▶ TASK TO CARRY OUT
Wherever a line in the data below holds "image", copy that line.

▶ SUPPLIED MATERIAL
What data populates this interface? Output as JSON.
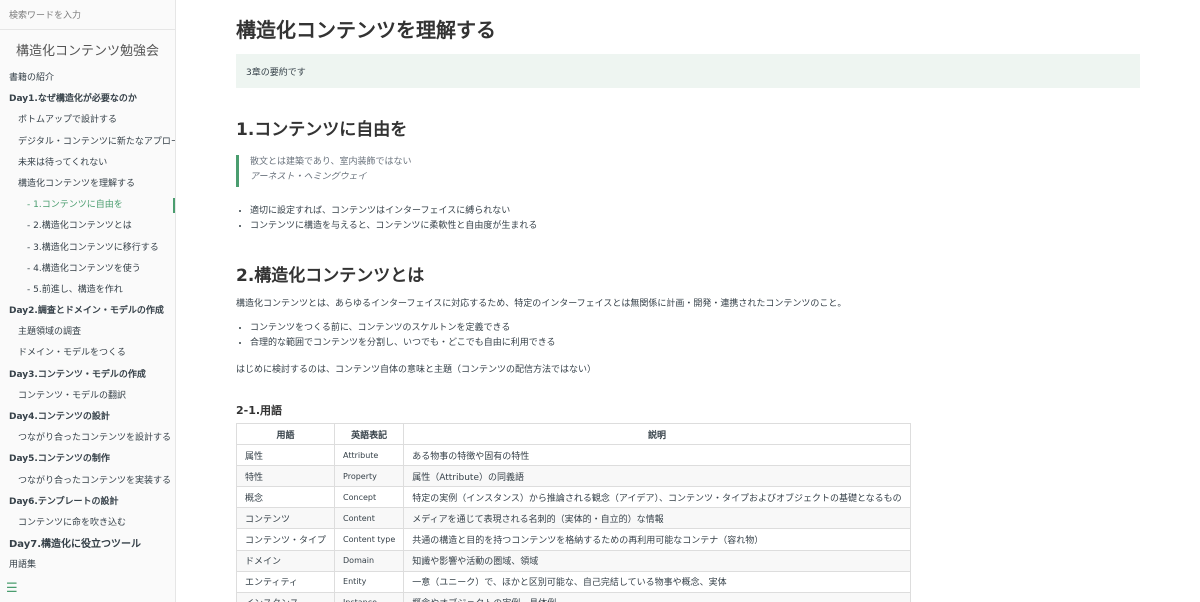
{
  "search": {
    "placeholder": "検索ワードを入力"
  },
  "sidebar": {
    "title": "構造化コンテンツ勉強会",
    "items": [
      {
        "label": "書籍の紹介"
      },
      {
        "label": "Day1.なぜ構造化が必要なのか"
      },
      {
        "label": "ボトムアップで設計する"
      },
      {
        "label": "デジタル・コンテンツに新たなアプロー..."
      },
      {
        "label": "未来は待ってくれない"
      },
      {
        "label": "構造化コンテンツを理解する"
      },
      {
        "label": "- 1.コンテンツに自由を"
      },
      {
        "label": "- 2.構造化コンテンツとは"
      },
      {
        "label": "- 3.構造化コンテンツに移行する"
      },
      {
        "label": "- 4.構造化コンテンツを使う"
      },
      {
        "label": "- 5.前進し、構造を作れ"
      },
      {
        "label": "Day2.調査とドメイン・モデルの作成"
      },
      {
        "label": "主題領域の調査"
      },
      {
        "label": "ドメイン・モデルをつくる"
      },
      {
        "label": "Day3.コンテンツ・モデルの作成"
      },
      {
        "label": "コンテンツ・モデルの翻訳"
      },
      {
        "label": "Day4.コンテンツの設計"
      },
      {
        "label": "つながり合ったコンテンツを設計する"
      },
      {
        "label": "Day5.コンテンツの制作"
      },
      {
        "label": "つながり合ったコンテンツを実装する"
      },
      {
        "label": "Day6.テンプレートの設計"
      },
      {
        "label": "コンテンツに命を吹き込む"
      },
      {
        "label": "Day7.構造化に役立つツール"
      },
      {
        "label": "用語集"
      }
    ],
    "menu_icon": "hamburger-icon",
    "accent_color": "#4a9d6f"
  },
  "main": {
    "title": "構造化コンテンツを理解する",
    "summary": "3章の要約です",
    "section1": {
      "heading": "1.コンテンツに自由を",
      "quote": "散文とは建築であり、室内装飾ではない",
      "quote_author": "アーネスト・ヘミングウェイ",
      "bullets": [
        "適切に設定すれば、コンテンツはインターフェイスに縛られない",
        "コンテンツに構造を与えると、コンテンツに柔軟性と自由度が生まれる"
      ]
    },
    "section2": {
      "heading": "2.構造化コンテンツとは",
      "intro": "構造化コンテンツとは、あらゆるインターフェイスに対応するため、特定のインターフェイスとは無関係に計画・開発・連携されたコンテンツのこと。",
      "bullets": [
        "コンテンツをつくる前に、コンテンツのスケルトンを定義できる",
        "合理的な範囲でコンテンツを分割し、いつでも・どこでも自由に利用できる"
      ],
      "note": "はじめに検討するのは、コンテンツ自体の意味と主題（コンテンツの配信方法ではない）",
      "sub_heading": "2-1.用語",
      "table": {
        "headers": [
          "用語",
          "英語表記",
          "説明"
        ],
        "rows": [
          [
            "属性",
            "Attribute",
            "ある物事の特徴や固有の特性"
          ],
          [
            "特性",
            "Property",
            "属性（Attribute）の同義語"
          ],
          [
            "概念",
            "Concept",
            "特定の実例（インスタンス）から推論される観念（アイデア）、コンテンツ・タイプおよびオブジェクトの基礎となるもの"
          ],
          [
            "コンテンツ",
            "Content",
            "メディアを通じて表現される名刺的（実体的・自立的）な情報"
          ],
          [
            "コンテンツ・タイプ",
            "Content type",
            "共通の構造と目的を持つコンテンツを格納するための再利用可能なコンテナ（容れ物）"
          ],
          [
            "ドメイン",
            "Domain",
            "知識や影響や活動の圏域、領域"
          ],
          [
            "エンティティ",
            "Entity",
            "一意（ユニーク）で、ほかと区別可能な、自己完結している物事や概念、実体"
          ],
          [
            "インスタンス",
            "Instance",
            "概念やオブジェクトの実例、具体例"
          ]
        ]
      }
    }
  }
}
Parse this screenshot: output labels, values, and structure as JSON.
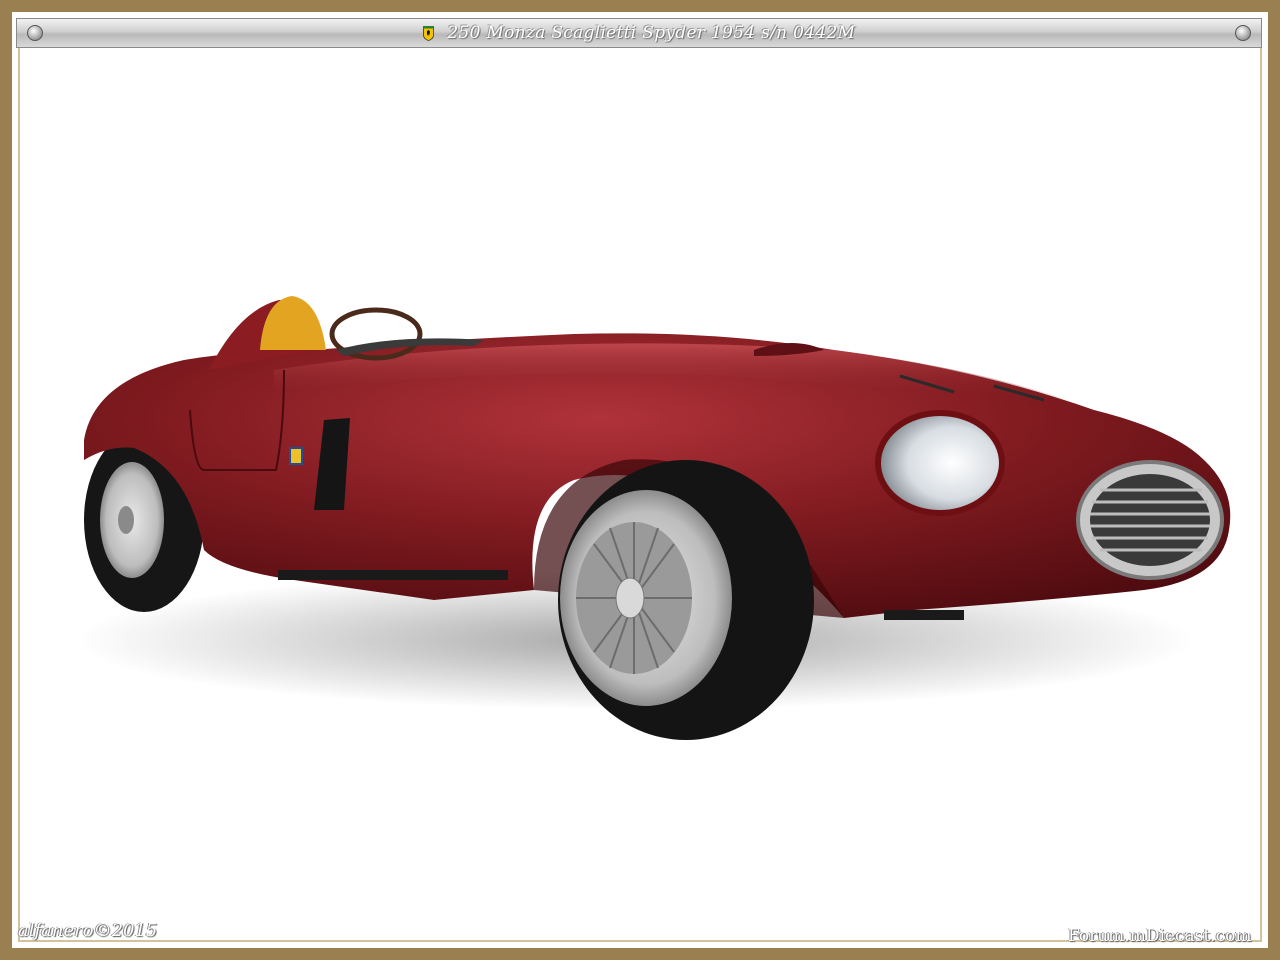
{
  "header": {
    "title": "250 Monza Scaglietti Spyder 1954  s/n 0442M",
    "badge_icon": "prancing-horse-badge-icon"
  },
  "watermarks": {
    "author": "alfanero©2015",
    "site": "Forum.mDiecast.com"
  },
  "photo": {
    "subject": "red-vintage-sports-car",
    "colors": {
      "body": "#7a1418",
      "seat": "#e0a020",
      "frame": "#9a8050",
      "background": "#ffffff"
    }
  }
}
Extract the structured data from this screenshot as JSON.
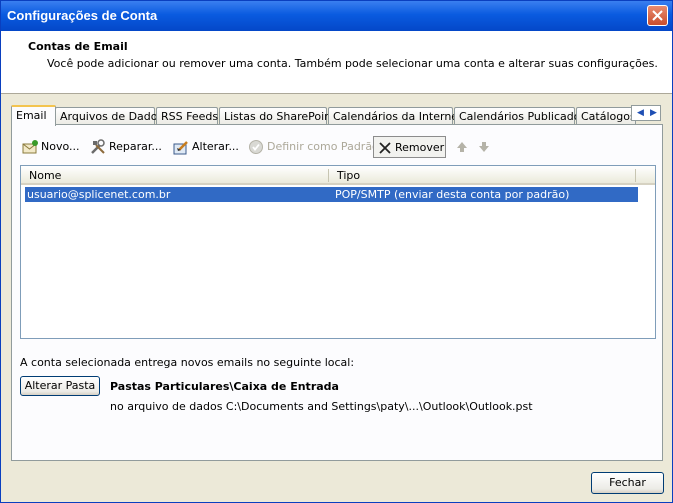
{
  "window": {
    "title": "Configurações de Conta"
  },
  "header": {
    "title": "Contas de Email",
    "description": "Você pode adicionar ou remover uma conta. Também pode selecionar uma conta e alterar suas configurações."
  },
  "tabs": [
    {
      "label": "Email",
      "active": true
    },
    {
      "label": "Arquivos de Dados"
    },
    {
      "label": "RSS Feeds"
    },
    {
      "label": "Listas do SharePoint"
    },
    {
      "label": "Calendários da Internet"
    },
    {
      "label": "Calendários Publicados"
    },
    {
      "label": "Catálogos"
    }
  ],
  "toolbar": {
    "new_label": "Novo...",
    "repair_label": "Reparar...",
    "change_label": "Alterar...",
    "set_default_label": "Definir como Padrão",
    "remove_label": "Remover"
  },
  "accounts_table": {
    "columns": [
      "Nome",
      "Tipo"
    ],
    "rows": [
      {
        "name": "usuario@splicenet.com.br",
        "type": "POP/SMTP (enviar desta conta por padrão)",
        "selected": true
      }
    ]
  },
  "delivery": {
    "label": "A conta selecionada entrega novos emails no seguinte local:",
    "change_folder_label": "Alterar Pasta",
    "folder": "Pastas Particulares\\Caixa de Entrada",
    "data_file": "no arquivo de dados C:\\Documents and Settings\\paty\\...\\Outlook\\Outlook.pst"
  },
  "footer": {
    "close_label": "Fechar"
  },
  "colors": {
    "titlebar": "#0a5be0",
    "selection": "#316ac5",
    "dialog_bg": "#ece9d8"
  }
}
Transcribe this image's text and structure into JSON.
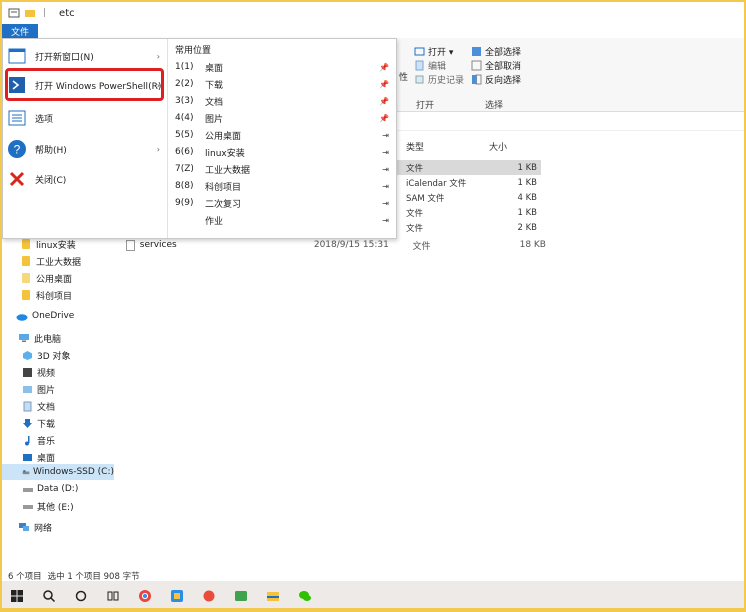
{
  "window": {
    "title": "etc",
    "title_sep": "|",
    "file_tab": "文件"
  },
  "file_menu": {
    "items": [
      {
        "label": "打开新窗口(N)",
        "has_arrow": true
      },
      {
        "label": "打开 Windows PowerShell(R)",
        "has_arrow": true
      },
      {
        "label": "选项",
        "has_arrow": false
      },
      {
        "label": "帮助(H)",
        "has_arrow": true
      },
      {
        "label": "关闭(C)",
        "has_arrow": false
      }
    ],
    "arrow": "›",
    "recent_title": "常用位置",
    "recent": [
      {
        "num": "1(1)",
        "name": "桌面",
        "pin": "📌"
      },
      {
        "num": "2(2)",
        "name": "下载",
        "pin": "📌"
      },
      {
        "num": "3(3)",
        "name": "文档",
        "pin": "📌"
      },
      {
        "num": "4(4)",
        "name": "图片",
        "pin": "📌"
      },
      {
        "num": "5(5)",
        "name": "公用桌面",
        "pin": "⇥"
      },
      {
        "num": "6(6)",
        "name": "linux安装",
        "pin": "⇥"
      },
      {
        "num": "7(Z)",
        "name": "工业大数据",
        "pin": "⇥"
      },
      {
        "num": "8(8)",
        "name": "科创项目",
        "pin": "⇥"
      },
      {
        "num": "9(9)",
        "name": "二次复习",
        "pin": "⇥"
      },
      {
        "num": "",
        "name": "作业",
        "pin": "⇥"
      }
    ]
  },
  "ribbon": {
    "open_label": "打开",
    "open_drop": "打开 ▾",
    "edit": "编辑",
    "history": "历史记录",
    "select_label": "选择",
    "select_all": "全部选择",
    "select_none": "全部取消",
    "invert": "反向选择",
    "partial": "性"
  },
  "columns": {
    "type": "类型",
    "size": "大小"
  },
  "files": [
    {
      "type": "文件",
      "size": "1 KB",
      "selected": true
    },
    {
      "type": "iCalendar 文件",
      "size": "1 KB",
      "selected": false
    },
    {
      "type": "SAM 文件",
      "size": "4 KB",
      "selected": false
    },
    {
      "type": "文件",
      "size": "1 KB",
      "selected": false
    },
    {
      "type": "文件",
      "size": "2 KB",
      "selected": false
    }
  ],
  "services": {
    "name": "services",
    "date": "2018/9/15 15:31",
    "type": "文件",
    "size": "18 KB"
  },
  "nav": {
    "items": [
      {
        "label": "linux安装",
        "icon": "folder-icon"
      },
      {
        "label": "工业大数据",
        "icon": "folder-icon"
      },
      {
        "label": "公用桌面",
        "icon": "folder-icon"
      },
      {
        "label": "科创项目",
        "icon": "folder-icon"
      },
      {
        "label": "OneDrive",
        "icon": "cloud-icon"
      },
      {
        "label": "此电脑",
        "icon": "pc-icon"
      },
      {
        "label": "3D 对象",
        "icon": "cube-icon"
      },
      {
        "label": "视频",
        "icon": "video-icon"
      },
      {
        "label": "图片",
        "icon": "picture-icon"
      },
      {
        "label": "文档",
        "icon": "document-icon"
      },
      {
        "label": "下载",
        "icon": "download-icon"
      },
      {
        "label": "音乐",
        "icon": "music-icon"
      },
      {
        "label": "桌面",
        "icon": "desktop-icon"
      },
      {
        "label": "Windows-SSD (C:)",
        "icon": "drive-icon"
      },
      {
        "label": "Data (D:)",
        "icon": "drive-icon"
      },
      {
        "label": "其他 (E:)",
        "icon": "drive-icon"
      },
      {
        "label": "网络",
        "icon": "network-icon"
      }
    ]
  },
  "status": {
    "count": "6 个项目",
    "selection": "选中 1 个项目  908 字节"
  },
  "colors": {
    "accent": "#1f6fc5",
    "highlight": "#e02020",
    "frame": "#f2c94c"
  }
}
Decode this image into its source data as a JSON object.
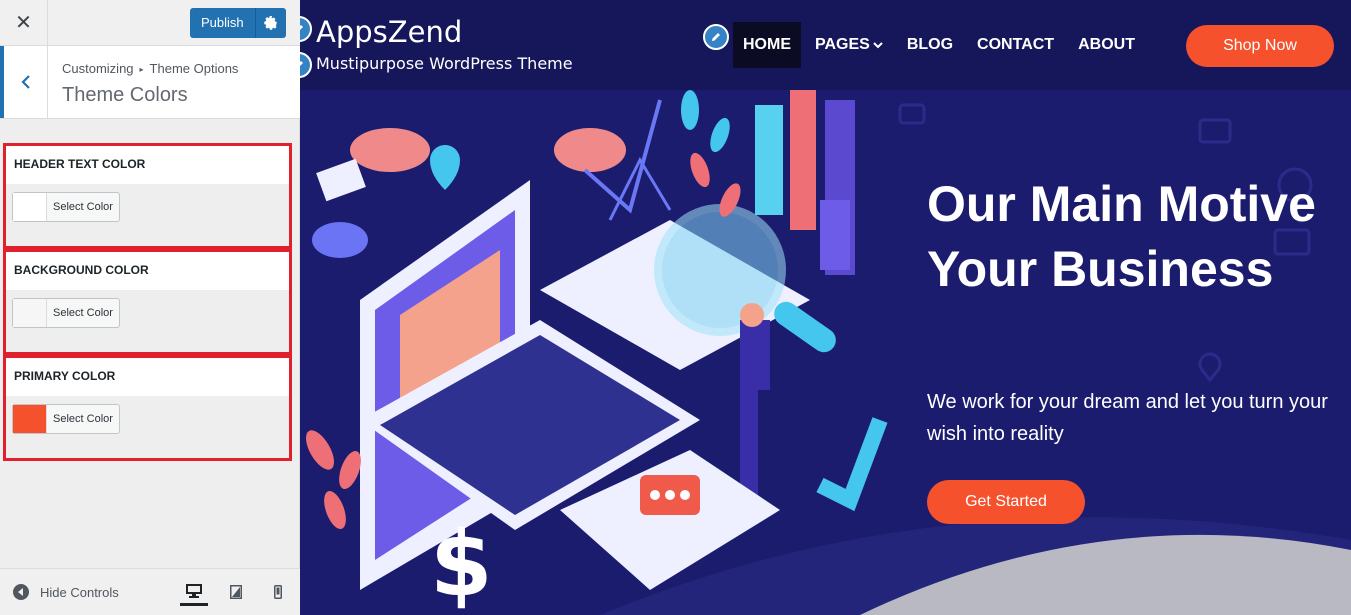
{
  "customizer": {
    "close_icon": "close-icon",
    "publish_label": "Publish",
    "settings_icon": "gear-icon",
    "breadcrumb": [
      "Customizing",
      "Theme Options"
    ],
    "section_title": "Theme Colors",
    "controls": [
      {
        "title": "HEADER TEXT COLOR",
        "button": "Select Color",
        "swatch": "#ffffff"
      },
      {
        "title": "BACKGROUND COLOR",
        "button": "Select Color",
        "swatch": "#f6f6f6"
      },
      {
        "title": "PRIMARY COLOR",
        "button": "Select Color",
        "swatch": "#f4512c"
      }
    ],
    "footer": {
      "hide_controls": "Hide Controls",
      "devices": [
        "desktop-icon",
        "tablet-icon",
        "mobile-icon"
      ]
    }
  },
  "site": {
    "title": "AppsZend",
    "tagline": "Mustipurpose WordPress Theme",
    "nav": [
      {
        "label": "HOME",
        "active": true
      },
      {
        "label": "PAGES",
        "dropdown": true
      },
      {
        "label": "BLOG"
      },
      {
        "label": "CONTACT"
      },
      {
        "label": "ABOUT"
      }
    ],
    "shop_button": "Shop Now",
    "hero": {
      "title": "Our Main Motive Your Business",
      "subtitle": "We work for your dream and let you turn your wish into reality",
      "cta": "Get Started"
    }
  },
  "colors": {
    "accent": "#f4512c",
    "wp_blue": "#2271b1",
    "hero_bg": "#1b1c6e",
    "header_bg": "#15175a",
    "highlight_border": "#e0202a"
  }
}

▶ COMPLETE RESPONSE
Transcribe this image's text and structure into JSON.
Decode this image into its source data as a JSON object.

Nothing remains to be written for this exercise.